◆ **Task input**
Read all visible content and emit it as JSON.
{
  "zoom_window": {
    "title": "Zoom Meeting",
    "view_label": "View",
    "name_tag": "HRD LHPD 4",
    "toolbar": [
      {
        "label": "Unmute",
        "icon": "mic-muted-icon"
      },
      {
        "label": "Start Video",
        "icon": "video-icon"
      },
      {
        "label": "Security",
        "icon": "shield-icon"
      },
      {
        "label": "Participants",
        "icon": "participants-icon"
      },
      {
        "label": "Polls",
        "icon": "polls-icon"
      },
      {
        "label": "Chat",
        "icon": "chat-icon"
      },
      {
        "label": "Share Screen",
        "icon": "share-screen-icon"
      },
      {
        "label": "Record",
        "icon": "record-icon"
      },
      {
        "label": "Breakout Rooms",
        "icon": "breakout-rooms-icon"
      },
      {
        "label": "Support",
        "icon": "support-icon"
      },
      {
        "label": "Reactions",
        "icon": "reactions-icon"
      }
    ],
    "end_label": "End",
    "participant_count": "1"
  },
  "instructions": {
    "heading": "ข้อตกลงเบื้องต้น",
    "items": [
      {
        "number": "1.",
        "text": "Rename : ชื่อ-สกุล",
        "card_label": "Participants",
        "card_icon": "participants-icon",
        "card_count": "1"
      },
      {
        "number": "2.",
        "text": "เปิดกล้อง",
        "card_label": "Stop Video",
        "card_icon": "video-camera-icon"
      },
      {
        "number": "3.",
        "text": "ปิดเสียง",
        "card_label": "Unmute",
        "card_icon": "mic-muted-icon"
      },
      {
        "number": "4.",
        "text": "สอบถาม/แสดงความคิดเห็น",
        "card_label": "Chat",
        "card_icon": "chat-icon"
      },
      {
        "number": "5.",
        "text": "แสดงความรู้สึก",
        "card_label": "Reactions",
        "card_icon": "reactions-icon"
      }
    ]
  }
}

◆ **Requirements**
Retype the whole listing, matching it exactly.

◆ **Answer to the problem**
Read all visible content and emit it as JSON.
{
  "zoom_window": {
    "title": "Zoom Meeting",
    "view_label": "View",
    "name_tag": "HRD LHPD 4",
    "toolbar": [
      {
        "label": "Unmute",
        "icon": "mic-muted-icon"
      },
      {
        "label": "Start Video",
        "icon": "video-icon"
      },
      {
        "label": "Security",
        "icon": "shield-icon"
      },
      {
        "label": "Participants",
        "icon": "participants-icon"
      },
      {
        "label": "Polls",
        "icon": "polls-icon"
      },
      {
        "label": "Chat",
        "icon": "chat-icon"
      },
      {
        "label": "Share Screen",
        "icon": "share-screen-icon"
      },
      {
        "label": "Record",
        "icon": "record-icon"
      },
      {
        "label": "Breakout Rooms",
        "icon": "breakout-rooms-icon"
      },
      {
        "label": "Support",
        "icon": "support-icon"
      },
      {
        "label": "Reactions",
        "icon": "reactions-icon"
      }
    ],
    "end_label": "End",
    "participant_count": "1"
  },
  "instructions": {
    "heading": "ข้อตกลงเบื้องต้น",
    "items": [
      {
        "number": "1.",
        "text": "Rename : ชื่อ-สกุล",
        "card_label": "Participants",
        "card_icon": "participants-icon",
        "card_count": "1"
      },
      {
        "number": "2.",
        "text": "เปิดกล้อง",
        "card_label": "Stop Video",
        "card_icon": "video-camera-icon"
      },
      {
        "number": "3.",
        "text": "ปิดเสียง",
        "card_label": "Unmute",
        "card_icon": "mic-muted-icon"
      },
      {
        "number": "4.",
        "text": "สอบถาม/แสดงความคิดเห็น",
        "card_label": "Chat",
        "card_icon": "chat-icon"
      },
      {
        "number": "5.",
        "text": "แสดงความรู้สึก",
        "card_label": "Reactions",
        "card_icon": "reactions-icon"
      }
    ]
  }
}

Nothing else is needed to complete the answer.